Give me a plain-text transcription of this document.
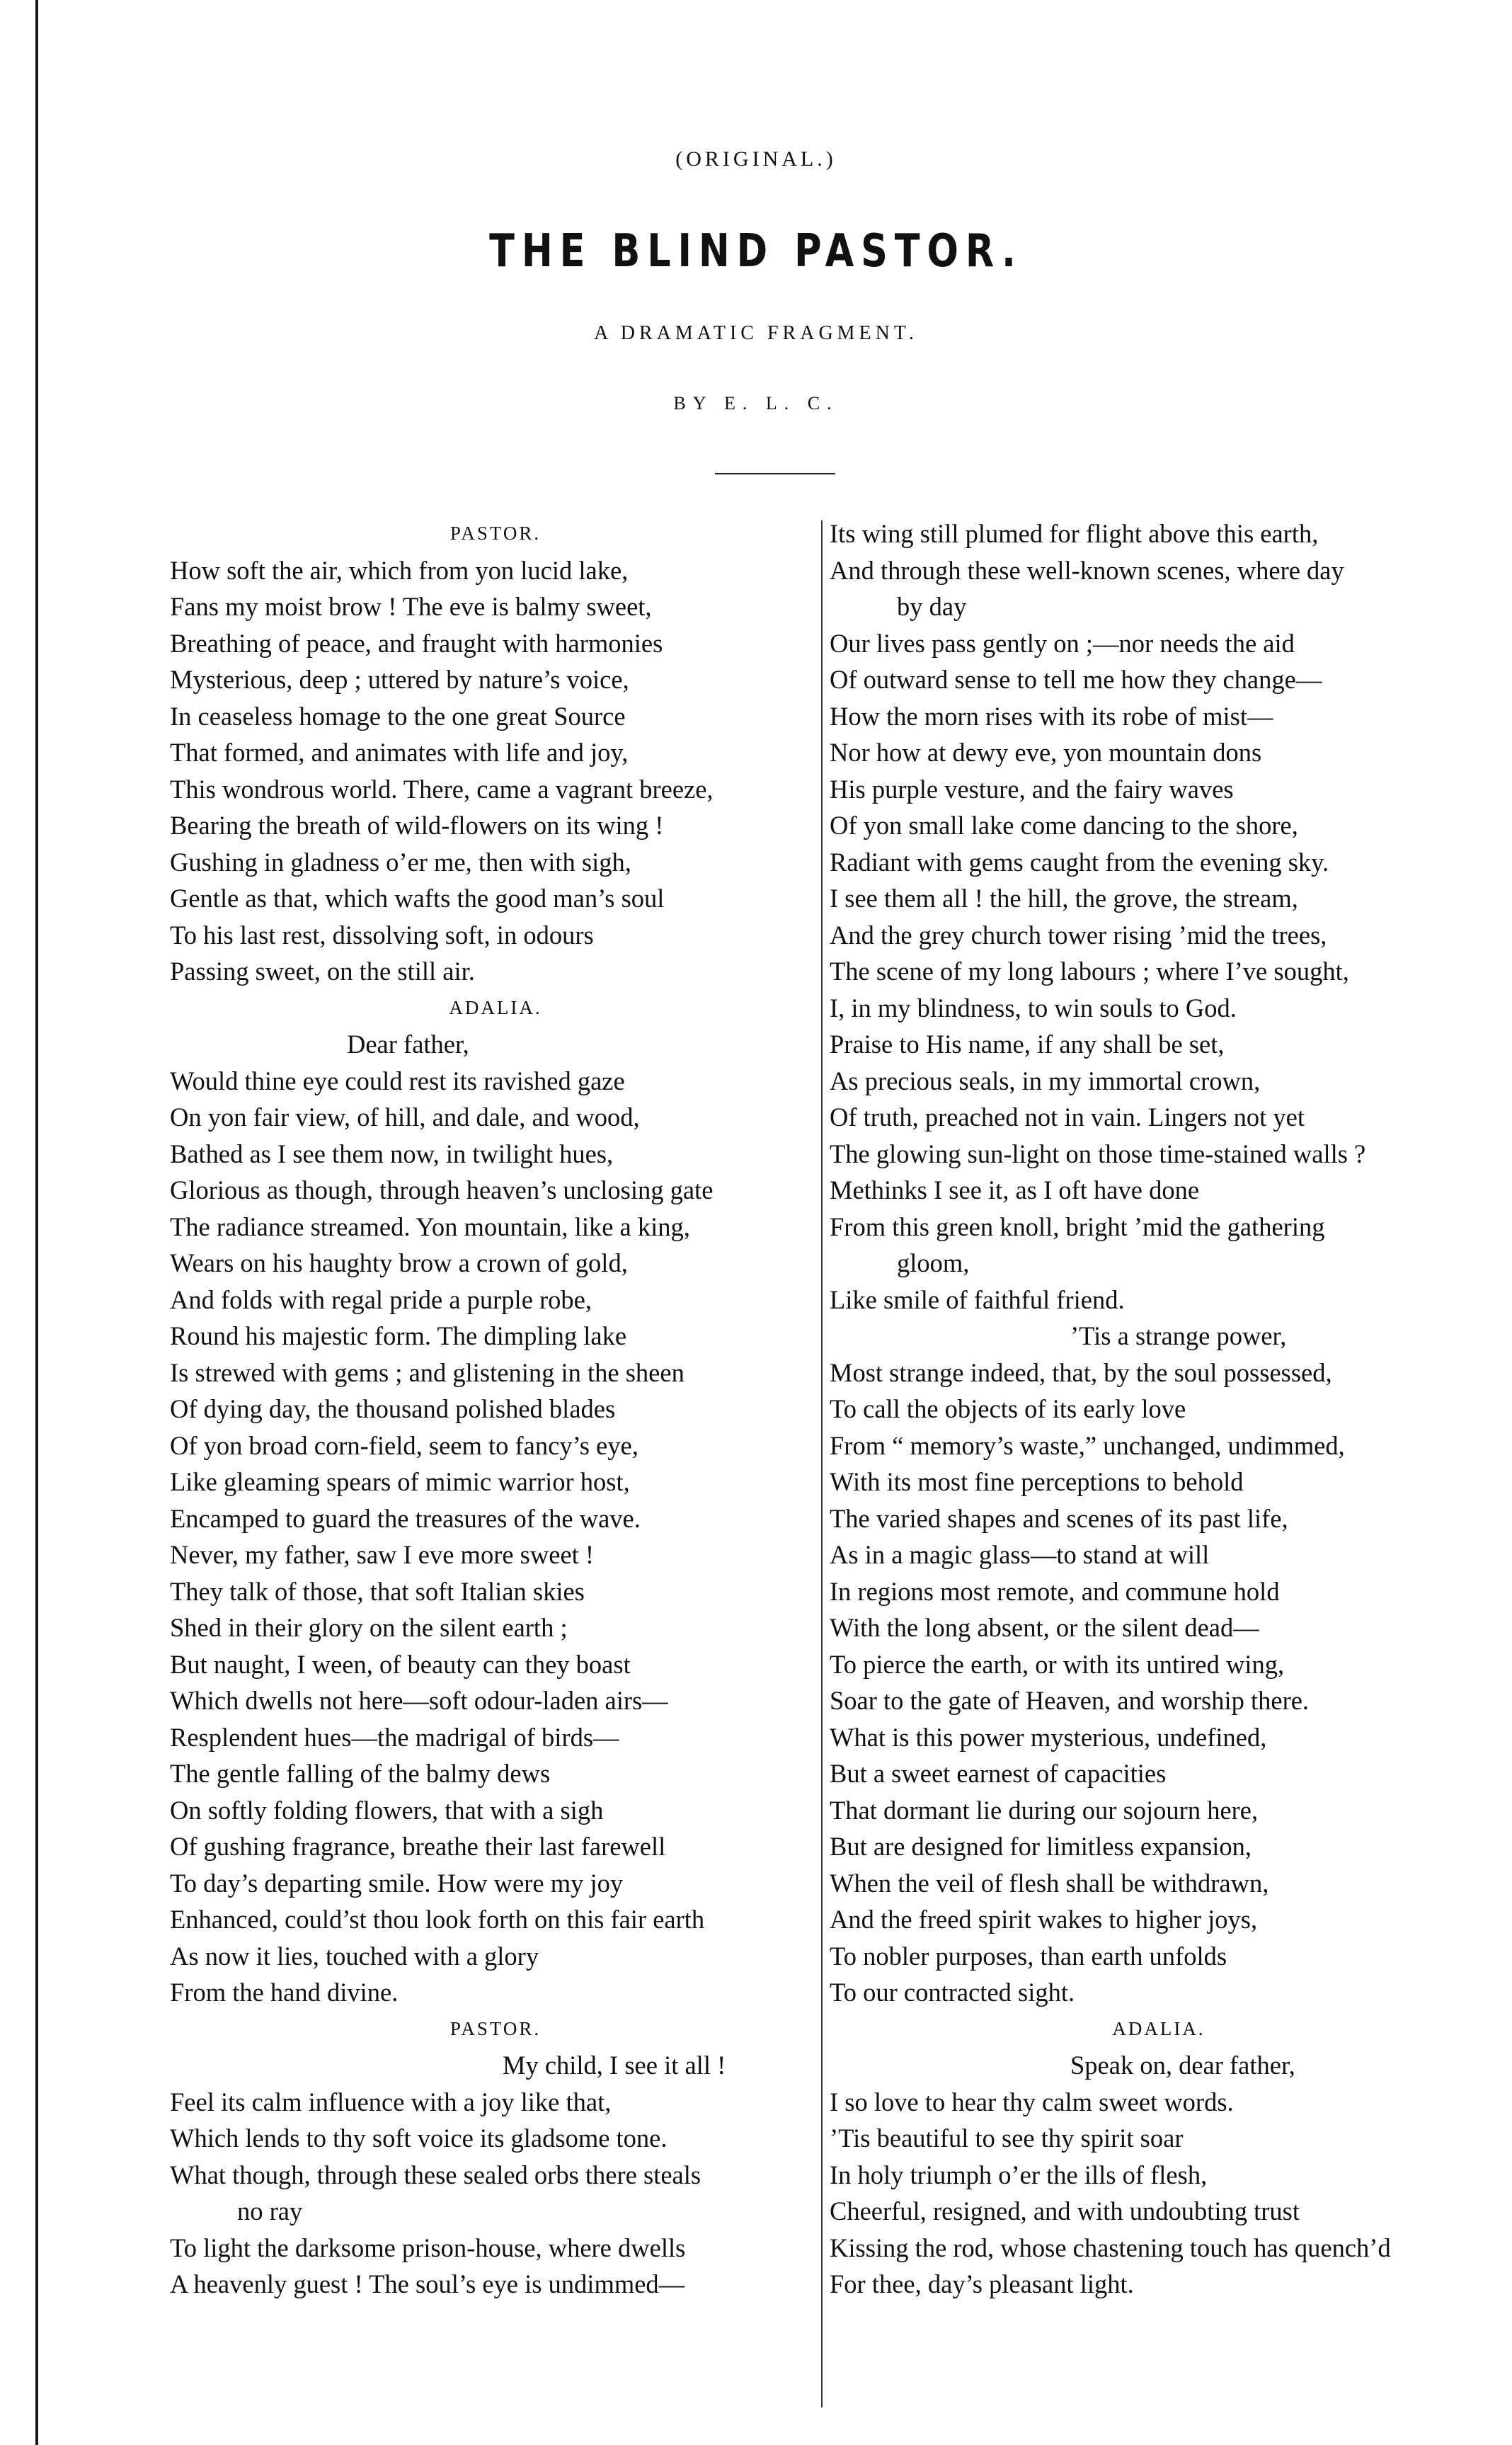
(ORIGINAL.)
THE BLIND PASTOR.
A DRAMATIC FRAGMENT.
BY E. L. C.
PASTOR.
How soft the air, which from yon lucid lake,
Fans my moist brow ! The eve is balmy sweet,
Breathing of peace, and fraught with harmonies
Mysterious, deep ; uttered by nature’s voice,
In ceaseless homage to the one great Source
That formed, and animates with life and joy,
This wondrous world. There, came a vagrant breeze,
Bearing the breath of wild-flowers on its wing !
Gushing in gladness o’er me, then with sigh,
Gentle as that, which wafts the good man’s soul
To his last rest, dissolving soft, in odours
Passing sweet, on the still air.
ADALIA.
Dear father,
Would thine eye could rest its ravished gaze
On yon fair view, of hill, and dale, and wood,
Bathed as I see them now, in twilight hues,
Glorious as though, through heaven’s unclosing gate
The radiance streamed. Yon mountain, like a king,
Wears on his haughty brow a crown of gold,
And folds with regal pride a purple robe,
Round his majestic form. The dimpling lake
Is strewed with gems ; and glistening in the sheen
Of dying day, the thousand polished blades
Of yon broad corn-field, seem to fancy’s eye,
Like gleaming spears of mimic warrior host,
Encamped to guard the treasures of the wave.
Never, my father, saw I eve more sweet !
They talk of those, that soft Italian skies
Shed in their glory on the silent earth ;
But naught, I ween, of beauty can they boast
Which dwells not here—soft odour-laden airs—
Resplendent hues—the madrigal of birds—
The gentle falling of the balmy dews
On softly folding flowers, that with a sigh
Of gushing fragrance, breathe their last farewell
To day’s departing smile. How were my joy
Enhanced, could’st thou look forth on this fair earth
As now it lies, touched with a glory
From the hand divine.
PASTOR.
My child, I see it all !
Feel its calm influence with a joy like that,
Which lends to thy soft voice its gladsome tone.
What though, through these sealed orbs there steals
no ray
To light the darksome prison-house, where dwells
A heavenly guest ! The soul’s eye is undimmed—
Its wing still plumed for flight above this earth,
And through these well-known scenes, where day
by day
Our lives pass gently on ;—nor needs the aid
Of outward sense to tell me how they change—
How the morn rises with its robe of mist—
Nor how at dewy eve, yon mountain dons
His purple vesture, and the fairy waves
Of yon small lake come dancing to the shore,
Radiant with gems caught from the evening sky.
I see them all ! the hill, the grove, the stream,
And the grey church tower rising ’mid the trees,
The scene of my long labours ; where I’ve sought,
I, in my blindness, to win souls to God.
Praise to His name, if any shall be set,
As precious seals, in my immortal crown,
Of truth, preached not in vain. Lingers not yet
The glowing sun-light on those time-stained walls ?
Methinks I see it, as I oft have done
From this green knoll, bright ’mid the gathering
gloom,
Like smile of faithful friend.
’Tis a strange power,
Most strange indeed, that, by the soul possessed,
To call the objects of its early love
From “ memory’s waste,” unchanged, undimmed,
With its most fine perceptions to behold
The varied shapes and scenes of its past life,
As in a magic glass—to stand at will
In regions most remote, and commune hold
With the long absent, or the silent dead—
To pierce the earth, or with its untired wing,
Soar to the gate of Heaven, and worship there.
What is this power mysterious, undefined,
But a sweet earnest of capacities
That dormant lie during our sojourn here,
But are designed for limitless expansion,
When the veil of flesh shall be withdrawn,
And the freed spirit wakes to higher joys,
To nobler purposes, than earth unfolds
To our contracted sight.
ADALIA.
Speak on, dear father,
I so love to hear thy calm sweet words.
’Tis beautiful to see thy spirit soar
In holy triumph o’er the ills of flesh,
Cheerful, resigned, and with undoubting trust
Kissing the rod, whose chastening touch has quench’d
For thee, day’s pleasant light.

════════

Write out each line again precisely as it appears, skipping every picture.

Give me a plain-text transcription of this document.
(ORIGINAL.)
THE BLIND PASTOR.
A DRAMATIC FRAGMENT.
BY E. L. C.
PASTOR.
How soft the air, which from yon lucid lake,
Fans my moist brow ! The eve is balmy sweet,
Breathing of peace, and fraught with harmonies
Mysterious, deep ; uttered by nature’s voice,
In ceaseless homage to the one great Source
That formed, and animates with life and joy,
This wondrous world. There, came a vagrant breeze,
Bearing the breath of wild-flowers on its wing !
Gushing in gladness o’er me, then with sigh,
Gentle as that, which wafts the good man’s soul
To his last rest, dissolving soft, in odours
Passing sweet, on the still air.
ADALIA.
Dear father,
Would thine eye could rest its ravished gaze
On yon fair view, of hill, and dale, and wood,
Bathed as I see them now, in twilight hues,
Glorious as though, through heaven’s unclosing gate
The radiance streamed. Yon mountain, like a king,
Wears on his haughty brow a crown of gold,
And folds with regal pride a purple robe,
Round his majestic form. The dimpling lake
Is strewed with gems ; and glistening in the sheen
Of dying day, the thousand polished blades
Of yon broad corn-field, seem to fancy’s eye,
Like gleaming spears of mimic warrior host,
Encamped to guard the treasures of the wave.
Never, my father, saw I eve more sweet !
They talk of those, that soft Italian skies
Shed in their glory on the silent earth ;
But naught, I ween, of beauty can they boast
Which dwells not here—soft odour-laden airs—
Resplendent hues—the madrigal of birds—
The gentle falling of the balmy dews
On softly folding flowers, that with a sigh
Of gushing fragrance, breathe their last farewell
To day’s departing smile. How were my joy
Enhanced, could’st thou look forth on this fair earth
As now it lies, touched with a glory
From the hand divine.
PASTOR.
My child, I see it all !
Feel its calm influence with a joy like that,
Which lends to thy soft voice its gladsome tone.
What though, through these sealed orbs there steals
no ray
To light the darksome prison-house, where dwells
A heavenly guest ! The soul’s eye is undimmed—
Its wing still plumed for flight above this earth,
And through these well-known scenes, where day
by day
Our lives pass gently on ;—nor needs the aid
Of outward sense to tell me how they change—
How the morn rises with its robe of mist—
Nor how at dewy eve, yon mountain dons
His purple vesture, and the fairy waves
Of yon small lake come dancing to the shore,
Radiant with gems caught from the evening sky.
I see them all ! the hill, the grove, the stream,
And the grey church tower rising ’mid the trees,
The scene of my long labours ; where I’ve sought,
I, in my blindness, to win souls to God.
Praise to His name, if any shall be set,
As precious seals, in my immortal crown,
Of truth, preached not in vain. Lingers not yet
The glowing sun-light on those time-stained walls ?
Methinks I see it, as I oft have done
From this green knoll, bright ’mid the gathering
gloom,
Like smile of faithful friend.
’Tis a strange power,
Most strange indeed, that, by the soul possessed,
To call the objects of its early love
From “ memory’s waste,” unchanged, undimmed,
With its most fine perceptions to behold
The varied shapes and scenes of its past life,
As in a magic glass—to stand at will
In regions most remote, and commune hold
With the long absent, or the silent dead—
To pierce the earth, or with its untired wing,
Soar to the gate of Heaven, and worship there.
What is this power mysterious, undefined,
But a sweet earnest of capacities
That dormant lie during our sojourn here,
But are designed for limitless expansion,
When the veil of flesh shall be withdrawn,
And the freed spirit wakes to higher joys,
To nobler purposes, than earth unfolds
To our contracted sight.
ADALIA.
Speak on, dear father,
I so love to hear thy calm sweet words.
’Tis beautiful to see thy spirit soar
In holy triumph o’er the ills of flesh,
Cheerful, resigned, and with undoubting trust
Kissing the rod, whose chastening touch has quench’d
For thee, day’s pleasant light.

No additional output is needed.